Source records:
__________

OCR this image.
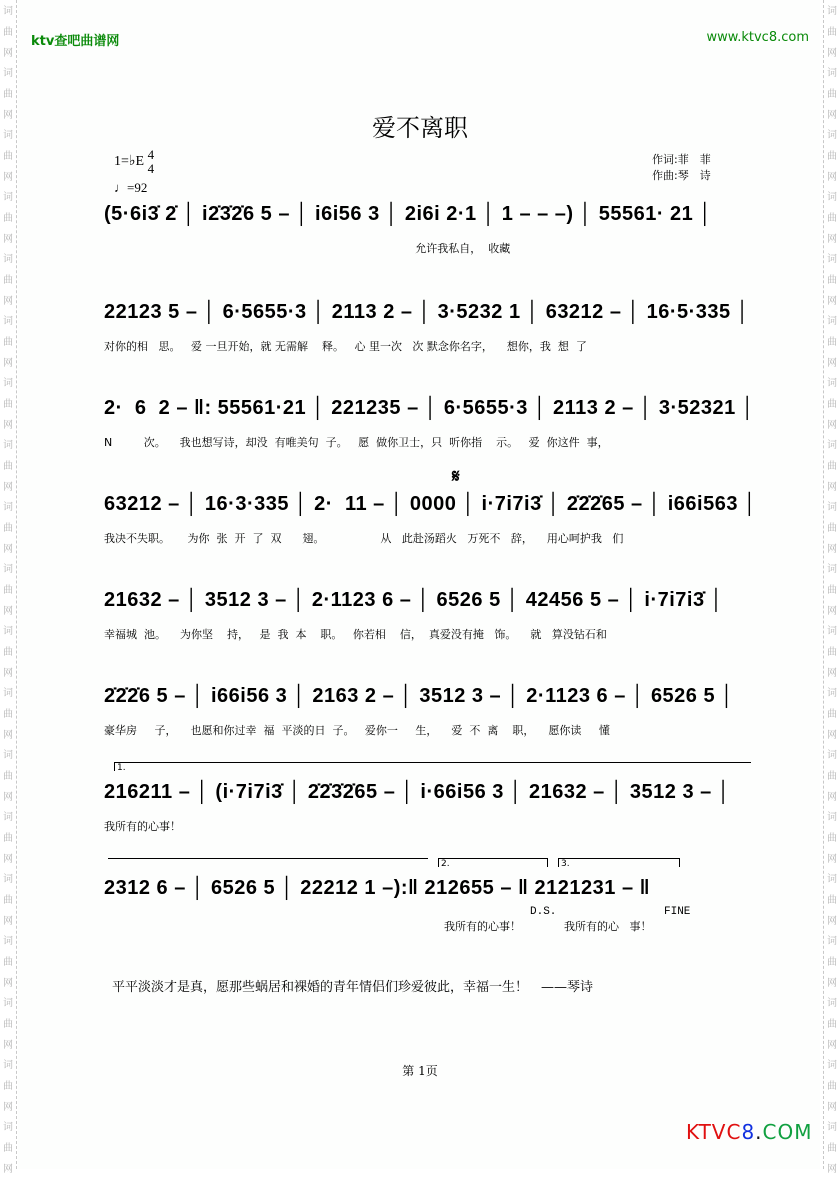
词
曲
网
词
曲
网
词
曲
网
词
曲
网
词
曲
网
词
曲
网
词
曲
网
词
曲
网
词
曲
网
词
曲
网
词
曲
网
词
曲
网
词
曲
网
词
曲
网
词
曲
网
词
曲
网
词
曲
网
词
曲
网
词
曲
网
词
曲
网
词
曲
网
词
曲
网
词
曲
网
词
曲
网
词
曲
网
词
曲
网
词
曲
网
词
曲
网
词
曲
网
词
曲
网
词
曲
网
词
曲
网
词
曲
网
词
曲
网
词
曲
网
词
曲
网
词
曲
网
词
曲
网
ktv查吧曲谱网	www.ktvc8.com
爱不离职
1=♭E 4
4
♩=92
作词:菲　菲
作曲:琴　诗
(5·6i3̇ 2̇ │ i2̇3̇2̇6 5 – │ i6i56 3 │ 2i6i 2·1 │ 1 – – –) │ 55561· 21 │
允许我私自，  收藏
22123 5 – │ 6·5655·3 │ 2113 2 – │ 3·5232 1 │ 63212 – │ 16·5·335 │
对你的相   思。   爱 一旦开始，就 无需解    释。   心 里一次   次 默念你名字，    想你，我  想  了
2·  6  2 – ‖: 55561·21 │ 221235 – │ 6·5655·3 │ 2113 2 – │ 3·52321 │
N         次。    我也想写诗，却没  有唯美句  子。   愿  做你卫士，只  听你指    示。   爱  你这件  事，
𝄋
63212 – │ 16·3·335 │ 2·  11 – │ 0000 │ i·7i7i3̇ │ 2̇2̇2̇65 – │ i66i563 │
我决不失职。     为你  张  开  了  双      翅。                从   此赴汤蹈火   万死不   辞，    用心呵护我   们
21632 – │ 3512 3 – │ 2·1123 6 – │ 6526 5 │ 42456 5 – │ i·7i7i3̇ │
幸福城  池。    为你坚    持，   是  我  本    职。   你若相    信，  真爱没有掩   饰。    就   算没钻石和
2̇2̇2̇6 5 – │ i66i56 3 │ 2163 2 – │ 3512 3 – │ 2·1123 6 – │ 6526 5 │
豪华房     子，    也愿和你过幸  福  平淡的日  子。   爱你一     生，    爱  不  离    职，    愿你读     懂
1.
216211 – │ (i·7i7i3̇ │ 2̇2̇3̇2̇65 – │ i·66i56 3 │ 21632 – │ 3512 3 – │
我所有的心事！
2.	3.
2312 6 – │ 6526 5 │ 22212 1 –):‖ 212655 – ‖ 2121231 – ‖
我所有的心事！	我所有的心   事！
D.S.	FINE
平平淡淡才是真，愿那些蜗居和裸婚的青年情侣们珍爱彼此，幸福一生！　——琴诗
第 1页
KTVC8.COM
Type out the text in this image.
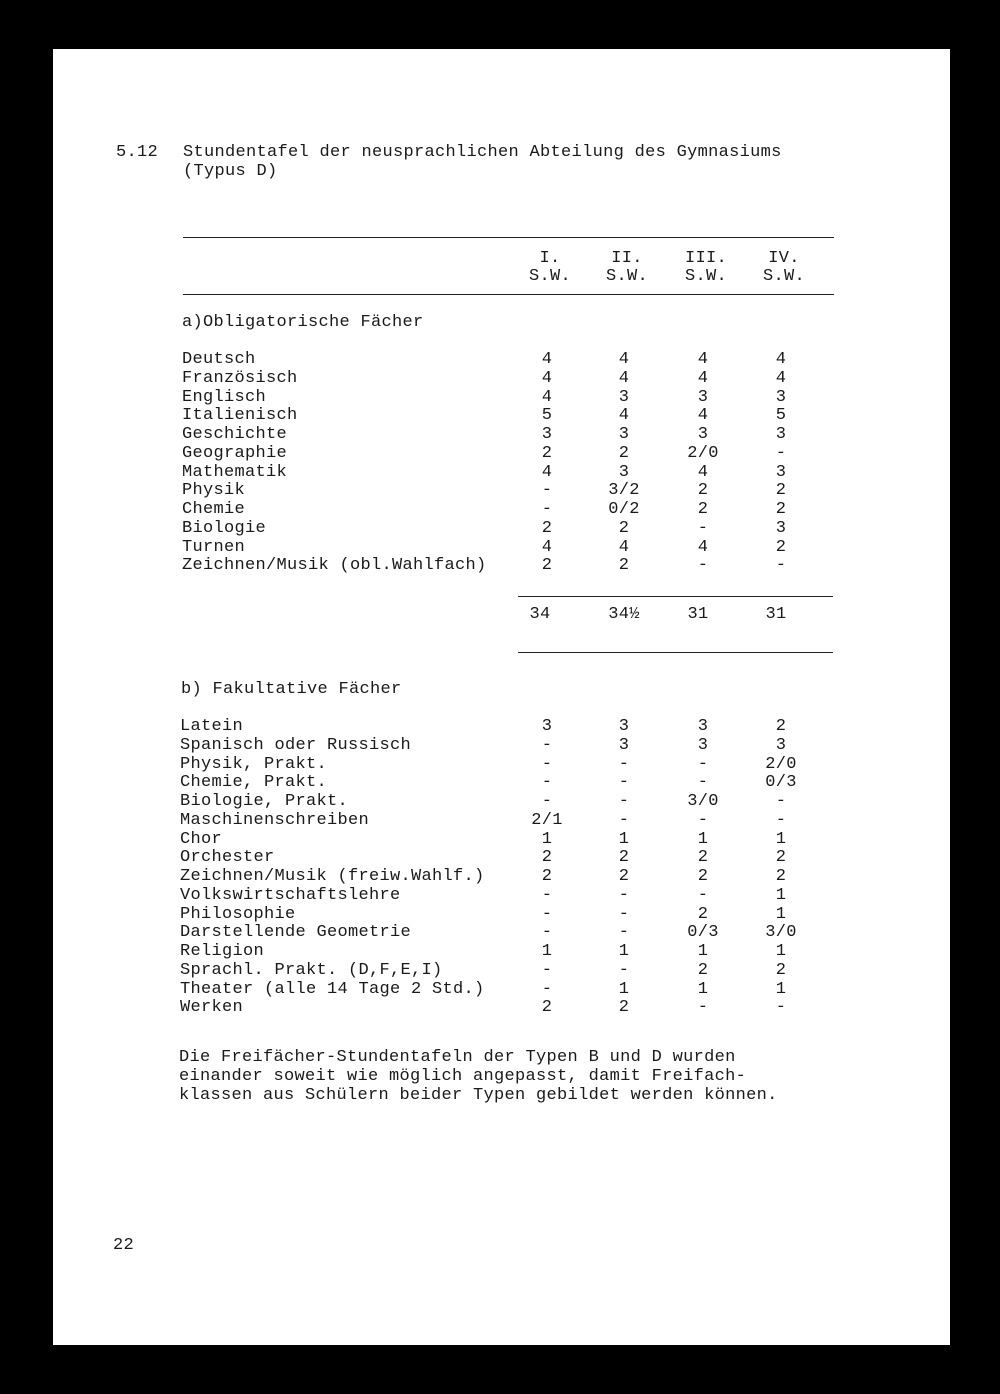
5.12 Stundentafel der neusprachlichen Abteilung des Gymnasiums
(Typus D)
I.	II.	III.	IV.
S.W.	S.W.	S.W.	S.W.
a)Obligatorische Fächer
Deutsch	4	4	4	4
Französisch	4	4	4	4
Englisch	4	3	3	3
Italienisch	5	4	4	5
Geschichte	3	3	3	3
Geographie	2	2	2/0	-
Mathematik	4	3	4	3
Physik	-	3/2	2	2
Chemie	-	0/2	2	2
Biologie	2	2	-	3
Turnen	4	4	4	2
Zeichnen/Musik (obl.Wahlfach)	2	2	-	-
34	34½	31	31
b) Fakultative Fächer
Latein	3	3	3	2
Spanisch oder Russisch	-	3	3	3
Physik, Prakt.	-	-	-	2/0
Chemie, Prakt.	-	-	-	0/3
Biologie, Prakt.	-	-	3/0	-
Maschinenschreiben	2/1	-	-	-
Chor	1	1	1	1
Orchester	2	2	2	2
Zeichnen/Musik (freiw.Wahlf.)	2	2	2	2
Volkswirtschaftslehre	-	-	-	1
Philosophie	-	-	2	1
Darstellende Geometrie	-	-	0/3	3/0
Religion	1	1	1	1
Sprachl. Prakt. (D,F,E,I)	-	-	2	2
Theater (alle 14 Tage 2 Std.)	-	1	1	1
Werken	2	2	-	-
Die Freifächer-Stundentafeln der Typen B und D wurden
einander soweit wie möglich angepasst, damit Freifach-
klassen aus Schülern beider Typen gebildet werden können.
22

__________

What to do -> For each line of the entries that includes "image", show that line.

Response ->
OCR this image.
Type out the text in this image.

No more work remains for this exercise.